Here are some records; return them all exactly.

■ **Dataset content**
========

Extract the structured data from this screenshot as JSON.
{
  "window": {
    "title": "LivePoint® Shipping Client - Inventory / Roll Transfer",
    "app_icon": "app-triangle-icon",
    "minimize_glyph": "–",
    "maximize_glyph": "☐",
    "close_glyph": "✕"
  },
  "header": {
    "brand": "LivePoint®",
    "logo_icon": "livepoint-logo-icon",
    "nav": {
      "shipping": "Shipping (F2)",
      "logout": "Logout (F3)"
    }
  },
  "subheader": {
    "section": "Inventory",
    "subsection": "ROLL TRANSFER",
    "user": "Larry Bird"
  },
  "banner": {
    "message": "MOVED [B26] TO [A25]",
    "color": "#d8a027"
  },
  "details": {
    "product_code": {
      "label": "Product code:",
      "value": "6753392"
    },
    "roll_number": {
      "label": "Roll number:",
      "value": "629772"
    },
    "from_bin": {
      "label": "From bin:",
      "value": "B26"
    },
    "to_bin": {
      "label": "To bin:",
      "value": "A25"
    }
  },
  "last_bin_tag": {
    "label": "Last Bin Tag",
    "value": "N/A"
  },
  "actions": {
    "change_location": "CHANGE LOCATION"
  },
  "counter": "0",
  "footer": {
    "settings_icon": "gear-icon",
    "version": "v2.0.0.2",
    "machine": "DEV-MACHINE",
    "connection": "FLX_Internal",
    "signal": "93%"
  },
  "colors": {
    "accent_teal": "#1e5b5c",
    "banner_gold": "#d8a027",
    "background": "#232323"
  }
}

========

■ **Solved problem**
Extract the structured data from this screenshot as JSON.
{
  "window": {
    "title": "LivePoint® Shipping Client - Inventory / Roll Transfer",
    "app_icon": "app-triangle-icon",
    "minimize_glyph": "–",
    "maximize_glyph": "☐",
    "close_glyph": "✕"
  },
  "header": {
    "brand": "LivePoint®",
    "logo_icon": "livepoint-logo-icon",
    "nav": {
      "shipping": "Shipping (F2)",
      "logout": "Logout (F3)"
    }
  },
  "subheader": {
    "section": "Inventory",
    "subsection": "ROLL TRANSFER",
    "user": "Larry Bird"
  },
  "banner": {
    "message": "MOVED [B26] TO [A25]",
    "color": "#d8a027"
  },
  "details": {
    "product_code": {
      "label": "Product code:",
      "value": "6753392"
    },
    "roll_number": {
      "label": "Roll number:",
      "value": "629772"
    },
    "from_bin": {
      "label": "From bin:",
      "value": "B26"
    },
    "to_bin": {
      "label": "To bin:",
      "value": "A25"
    }
  },
  "last_bin_tag": {
    "label": "Last Bin Tag",
    "value": "N/A"
  },
  "actions": {
    "change_location": "CHANGE LOCATION"
  },
  "counter": "0",
  "footer": {
    "settings_icon": "gear-icon",
    "version": "v2.0.0.2",
    "machine": "DEV-MACHINE",
    "connection": "FLX_Internal",
    "signal": "93%"
  },
  "colors": {
    "accent_teal": "#1e5b5c",
    "banner_gold": "#d8a027",
    "background": "#232323"
  }
}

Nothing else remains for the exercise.